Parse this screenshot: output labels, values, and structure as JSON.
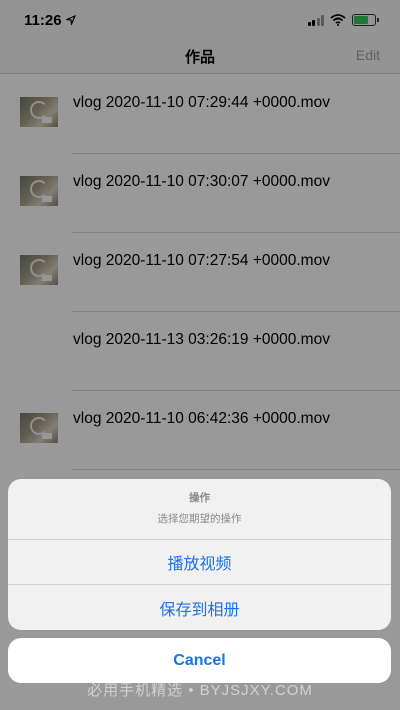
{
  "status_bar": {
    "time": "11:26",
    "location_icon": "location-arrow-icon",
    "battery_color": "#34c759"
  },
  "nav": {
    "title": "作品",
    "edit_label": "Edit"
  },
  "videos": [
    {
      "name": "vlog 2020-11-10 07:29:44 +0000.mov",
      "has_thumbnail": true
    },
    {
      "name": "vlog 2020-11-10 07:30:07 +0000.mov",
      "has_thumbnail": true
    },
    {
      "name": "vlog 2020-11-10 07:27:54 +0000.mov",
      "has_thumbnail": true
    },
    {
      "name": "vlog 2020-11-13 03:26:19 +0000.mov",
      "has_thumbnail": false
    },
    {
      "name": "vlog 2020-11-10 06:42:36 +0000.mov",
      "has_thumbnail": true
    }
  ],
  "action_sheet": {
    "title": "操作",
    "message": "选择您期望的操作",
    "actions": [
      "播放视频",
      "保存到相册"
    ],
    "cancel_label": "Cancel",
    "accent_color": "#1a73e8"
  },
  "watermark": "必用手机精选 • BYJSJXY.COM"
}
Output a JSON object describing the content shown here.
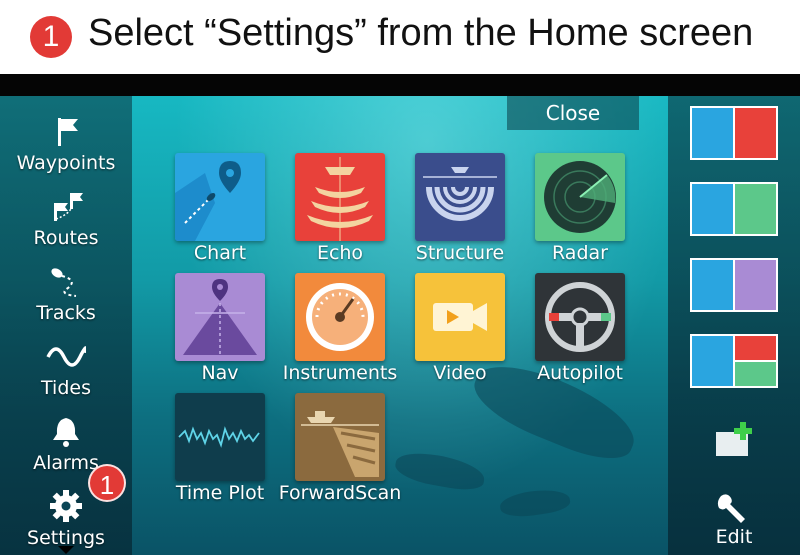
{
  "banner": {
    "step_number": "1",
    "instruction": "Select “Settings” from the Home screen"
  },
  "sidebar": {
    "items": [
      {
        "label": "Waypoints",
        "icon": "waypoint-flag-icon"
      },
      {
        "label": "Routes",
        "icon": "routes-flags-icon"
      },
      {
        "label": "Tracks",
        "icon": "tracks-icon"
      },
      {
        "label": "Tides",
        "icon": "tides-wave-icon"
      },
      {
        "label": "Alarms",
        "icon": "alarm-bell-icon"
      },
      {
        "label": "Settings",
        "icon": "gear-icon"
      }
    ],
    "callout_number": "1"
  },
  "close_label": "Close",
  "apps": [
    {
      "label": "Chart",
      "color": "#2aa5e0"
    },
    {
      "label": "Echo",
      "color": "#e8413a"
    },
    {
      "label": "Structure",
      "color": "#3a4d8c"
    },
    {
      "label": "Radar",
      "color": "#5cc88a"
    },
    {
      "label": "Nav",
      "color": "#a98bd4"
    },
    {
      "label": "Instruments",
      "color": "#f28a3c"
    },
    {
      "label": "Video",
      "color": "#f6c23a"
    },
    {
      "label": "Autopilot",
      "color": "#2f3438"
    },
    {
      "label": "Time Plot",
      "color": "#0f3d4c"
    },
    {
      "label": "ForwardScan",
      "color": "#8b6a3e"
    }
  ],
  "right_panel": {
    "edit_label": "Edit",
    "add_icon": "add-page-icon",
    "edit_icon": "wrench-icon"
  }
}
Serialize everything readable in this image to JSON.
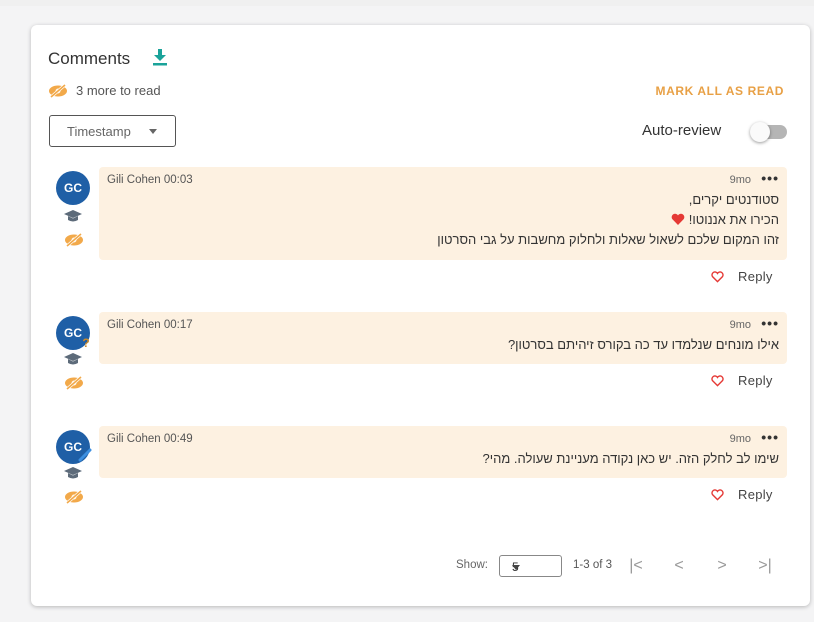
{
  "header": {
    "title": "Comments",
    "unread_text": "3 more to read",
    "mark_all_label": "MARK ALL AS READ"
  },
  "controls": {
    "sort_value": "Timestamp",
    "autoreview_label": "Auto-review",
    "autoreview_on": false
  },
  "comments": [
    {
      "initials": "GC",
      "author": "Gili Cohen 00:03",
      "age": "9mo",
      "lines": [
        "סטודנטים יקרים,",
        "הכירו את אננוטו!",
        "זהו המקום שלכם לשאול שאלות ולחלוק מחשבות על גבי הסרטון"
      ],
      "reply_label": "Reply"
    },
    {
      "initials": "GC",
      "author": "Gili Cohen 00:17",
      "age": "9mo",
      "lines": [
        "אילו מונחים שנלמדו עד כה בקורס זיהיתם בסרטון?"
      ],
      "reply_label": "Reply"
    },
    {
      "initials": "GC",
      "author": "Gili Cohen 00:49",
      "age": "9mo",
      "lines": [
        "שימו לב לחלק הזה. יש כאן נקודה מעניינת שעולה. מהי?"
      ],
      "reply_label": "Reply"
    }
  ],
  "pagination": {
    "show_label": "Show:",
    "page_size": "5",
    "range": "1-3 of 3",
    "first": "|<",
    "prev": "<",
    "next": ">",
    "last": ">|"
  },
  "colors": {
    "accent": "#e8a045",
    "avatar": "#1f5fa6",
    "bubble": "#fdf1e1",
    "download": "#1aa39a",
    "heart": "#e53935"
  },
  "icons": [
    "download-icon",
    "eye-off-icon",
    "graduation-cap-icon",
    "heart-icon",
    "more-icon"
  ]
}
----------
#### GIVEN TASK:
Transcribe the listing in full and omit the pictures.

#### RESULT OF THE EXERCISE:
Parse this screenshot: output labels, values, and structure as JSON.
{
  "status_bar": {
    "time": "11:26",
    "location_icon": "location-arrow-icon",
    "battery_color": "#34c759"
  },
  "nav": {
    "title": "作品",
    "edit_label": "Edit"
  },
  "videos": [
    {
      "name": "vlog 2020-11-10 07:29:44 +0000.mov",
      "has_thumbnail": true
    },
    {
      "name": "vlog 2020-11-10 07:30:07 +0000.mov",
      "has_thumbnail": true
    },
    {
      "name": "vlog 2020-11-10 07:27:54 +0000.mov",
      "has_thumbnail": true
    },
    {
      "name": "vlog 2020-11-13 03:26:19 +0000.mov",
      "has_thumbnail": false
    },
    {
      "name": "vlog 2020-11-10 06:42:36 +0000.mov",
      "has_thumbnail": true
    }
  ],
  "action_sheet": {
    "title": "操作",
    "message": "选择您期望的操作",
    "actions": [
      "播放视频",
      "保存到相册"
    ],
    "cancel_label": "Cancel",
    "accent_color": "#1a73e8"
  },
  "watermark": "必用手机精选 • BYJSJXY.COM"
}
Output a JSON object describing the content shown here.
{
  "banner": {
    "step_number": "1",
    "instruction": "Select “Settings” from the Home screen"
  },
  "sidebar": {
    "items": [
      {
        "label": "Waypoints",
        "icon": "waypoint-flag-icon"
      },
      {
        "label": "Routes",
        "icon": "routes-flags-icon"
      },
      {
        "label": "Tracks",
        "icon": "tracks-icon"
      },
      {
        "label": "Tides",
        "icon": "tides-wave-icon"
      },
      {
        "label": "Alarms",
        "icon": "alarm-bell-icon"
      },
      {
        "label": "Settings",
        "icon": "gear-icon"
      }
    ],
    "callout_number": "1"
  },
  "close_label": "Close",
  "apps": [
    {
      "label": "Chart",
      "color": "#2aa5e0"
    },
    {
      "label": "Echo",
      "color": "#e8413a"
    },
    {
      "label": "Structure",
      "color": "#3a4d8c"
    },
    {
      "label": "Radar",
      "color": "#5cc88a"
    },
    {
      "label": "Nav",
      "color": "#a98bd4"
    },
    {
      "label": "Instruments",
      "color": "#f28a3c"
    },
    {
      "label": "Video",
      "color": "#f6c23a"
    },
    {
      "label": "Autopilot",
      "color": "#2f3438"
    },
    {
      "label": "Time Plot",
      "color": "#0f3d4c"
    },
    {
      "label": "ForwardScan",
      "color": "#8b6a3e"
    }
  ],
  "right_panel": {
    "edit_label": "Edit",
    "add_icon": "add-page-icon",
    "edit_icon": "wrench-icon"
  }
}
Serialize everything readable in this image to JSON.
{
  "header": {
    "title": "Comments",
    "unread_text": "3 more to read",
    "mark_all_label": "MARK ALL AS READ"
  },
  "controls": {
    "sort_value": "Timestamp",
    "autoreview_label": "Auto-review",
    "autoreview_on": false
  },
  "comments": [
    {
      "initials": "GC",
      "author": "Gili Cohen 00:03",
      "age": "9mo",
      "lines": [
        "סטודנטים יקרים,",
        "הכירו את אננוטו!",
        "זהו המקום שלכם לשאול שאלות ולחלוק מחשבות על גבי הסרטון"
      ],
      "reply_label": "Reply"
    },
    {
      "initials": "GC",
      "author": "Gili Cohen 00:17",
      "age": "9mo",
      "lines": [
        "אילו מונחים שנלמדו עד כה בקורס זיהיתם בסרטון?"
      ],
      "reply_label": "Reply"
    },
    {
      "initials": "GC",
      "author": "Gili Cohen 00:49",
      "age": "9mo",
      "lines": [
        "שימו לב לחלק הזה. יש כאן נקודה מעניינת שעולה. מהי?"
      ],
      "reply_label": "Reply"
    }
  ],
  "pagination": {
    "show_label": "Show:",
    "page_size": "5",
    "range": "1-3 of 3",
    "first": "|<",
    "prev": "<",
    "next": ">",
    "last": ">|"
  },
  "colors": {
    "accent": "#e8a045",
    "avatar": "#1f5fa6",
    "bubble": "#fdf1e1",
    "download": "#1aa39a",
    "heart": "#e53935"
  },
  "icons": [
    "download-icon",
    "eye-off-icon",
    "graduation-cap-icon",
    "heart-icon",
    "more-icon"
  ]
}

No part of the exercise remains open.